CHALLENGE. List each line holding the string "negotiation".

RECORDED DATA.
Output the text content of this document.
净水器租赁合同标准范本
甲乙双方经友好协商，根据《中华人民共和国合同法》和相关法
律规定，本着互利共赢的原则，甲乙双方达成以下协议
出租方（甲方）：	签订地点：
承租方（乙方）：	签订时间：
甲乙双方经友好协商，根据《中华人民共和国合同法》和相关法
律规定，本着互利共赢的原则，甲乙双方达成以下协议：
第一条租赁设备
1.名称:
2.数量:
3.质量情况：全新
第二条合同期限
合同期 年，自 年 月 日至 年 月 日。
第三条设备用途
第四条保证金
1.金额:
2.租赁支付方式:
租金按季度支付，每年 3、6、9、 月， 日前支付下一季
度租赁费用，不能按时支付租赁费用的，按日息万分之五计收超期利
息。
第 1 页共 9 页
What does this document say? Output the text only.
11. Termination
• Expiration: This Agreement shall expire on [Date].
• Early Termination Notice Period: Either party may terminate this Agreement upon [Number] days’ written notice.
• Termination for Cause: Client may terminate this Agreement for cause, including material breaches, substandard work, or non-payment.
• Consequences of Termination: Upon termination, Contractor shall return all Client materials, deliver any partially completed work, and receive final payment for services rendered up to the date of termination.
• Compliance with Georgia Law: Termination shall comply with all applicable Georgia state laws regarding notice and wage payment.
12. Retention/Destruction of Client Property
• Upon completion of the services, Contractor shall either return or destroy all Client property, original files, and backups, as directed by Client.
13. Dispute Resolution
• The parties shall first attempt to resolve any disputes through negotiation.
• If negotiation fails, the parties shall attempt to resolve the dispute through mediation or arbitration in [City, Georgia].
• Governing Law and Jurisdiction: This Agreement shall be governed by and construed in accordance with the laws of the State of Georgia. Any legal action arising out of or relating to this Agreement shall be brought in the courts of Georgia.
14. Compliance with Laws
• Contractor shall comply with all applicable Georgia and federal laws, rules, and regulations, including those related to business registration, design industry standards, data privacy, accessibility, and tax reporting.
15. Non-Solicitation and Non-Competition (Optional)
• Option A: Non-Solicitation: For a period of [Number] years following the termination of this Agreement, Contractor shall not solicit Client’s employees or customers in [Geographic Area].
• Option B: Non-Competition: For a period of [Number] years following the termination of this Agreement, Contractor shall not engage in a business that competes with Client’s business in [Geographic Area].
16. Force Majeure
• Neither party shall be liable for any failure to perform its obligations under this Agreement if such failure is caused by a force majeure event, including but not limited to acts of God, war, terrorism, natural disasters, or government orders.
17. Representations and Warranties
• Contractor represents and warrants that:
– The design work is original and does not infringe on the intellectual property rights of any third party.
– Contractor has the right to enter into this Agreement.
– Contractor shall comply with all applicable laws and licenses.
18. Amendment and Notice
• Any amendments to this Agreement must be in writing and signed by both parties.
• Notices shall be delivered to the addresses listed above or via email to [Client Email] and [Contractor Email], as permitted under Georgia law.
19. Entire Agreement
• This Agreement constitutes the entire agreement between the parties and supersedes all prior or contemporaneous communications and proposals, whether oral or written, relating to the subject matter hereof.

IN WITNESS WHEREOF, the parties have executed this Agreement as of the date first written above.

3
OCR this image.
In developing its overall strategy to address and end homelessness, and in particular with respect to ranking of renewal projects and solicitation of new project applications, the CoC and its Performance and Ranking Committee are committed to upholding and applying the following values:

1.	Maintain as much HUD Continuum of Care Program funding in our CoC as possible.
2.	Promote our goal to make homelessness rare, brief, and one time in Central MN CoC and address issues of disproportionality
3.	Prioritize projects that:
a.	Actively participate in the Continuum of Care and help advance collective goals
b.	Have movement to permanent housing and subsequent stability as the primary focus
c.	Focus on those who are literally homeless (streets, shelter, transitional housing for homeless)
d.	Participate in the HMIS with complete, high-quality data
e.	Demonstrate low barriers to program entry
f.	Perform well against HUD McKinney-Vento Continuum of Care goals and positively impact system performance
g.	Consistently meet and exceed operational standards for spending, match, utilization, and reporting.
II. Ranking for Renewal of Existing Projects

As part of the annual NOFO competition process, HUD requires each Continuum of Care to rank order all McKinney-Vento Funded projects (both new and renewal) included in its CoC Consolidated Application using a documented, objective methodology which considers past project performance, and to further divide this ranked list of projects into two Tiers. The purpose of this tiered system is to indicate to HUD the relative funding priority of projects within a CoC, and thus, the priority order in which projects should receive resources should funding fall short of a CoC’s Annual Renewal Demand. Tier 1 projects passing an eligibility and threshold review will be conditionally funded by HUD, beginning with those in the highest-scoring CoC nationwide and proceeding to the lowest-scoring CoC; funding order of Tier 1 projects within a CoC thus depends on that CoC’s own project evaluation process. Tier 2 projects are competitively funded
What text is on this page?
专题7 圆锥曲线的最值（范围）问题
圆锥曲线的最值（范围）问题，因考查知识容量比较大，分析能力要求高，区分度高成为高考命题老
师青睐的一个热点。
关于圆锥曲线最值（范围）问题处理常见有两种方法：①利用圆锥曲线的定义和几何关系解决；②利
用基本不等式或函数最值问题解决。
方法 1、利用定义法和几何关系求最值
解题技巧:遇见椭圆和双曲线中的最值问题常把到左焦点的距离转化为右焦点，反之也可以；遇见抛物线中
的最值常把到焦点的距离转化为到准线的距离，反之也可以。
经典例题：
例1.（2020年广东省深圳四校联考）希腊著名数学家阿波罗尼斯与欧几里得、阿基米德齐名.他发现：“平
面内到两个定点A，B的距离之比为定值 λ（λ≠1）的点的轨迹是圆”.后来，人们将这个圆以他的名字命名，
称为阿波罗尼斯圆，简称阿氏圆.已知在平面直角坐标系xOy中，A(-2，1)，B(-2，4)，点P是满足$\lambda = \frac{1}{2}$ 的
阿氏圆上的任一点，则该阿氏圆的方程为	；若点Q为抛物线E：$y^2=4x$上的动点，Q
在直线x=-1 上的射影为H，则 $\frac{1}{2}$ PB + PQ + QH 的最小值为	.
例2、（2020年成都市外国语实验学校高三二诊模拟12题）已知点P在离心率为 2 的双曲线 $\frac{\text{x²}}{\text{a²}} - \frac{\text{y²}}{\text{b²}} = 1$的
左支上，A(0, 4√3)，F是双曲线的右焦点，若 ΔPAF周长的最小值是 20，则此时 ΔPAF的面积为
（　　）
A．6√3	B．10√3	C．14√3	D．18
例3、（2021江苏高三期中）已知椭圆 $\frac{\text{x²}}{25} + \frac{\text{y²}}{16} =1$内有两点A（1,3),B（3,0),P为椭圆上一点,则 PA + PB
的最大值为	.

ANSWER FOR THIS EXERCISE.
• The parties shall first attempt to resolve any disputes through negotiation.
• If negotiation fails, the parties shall attempt to resolve the dispute through mediation or arbitration in [City, Georgia].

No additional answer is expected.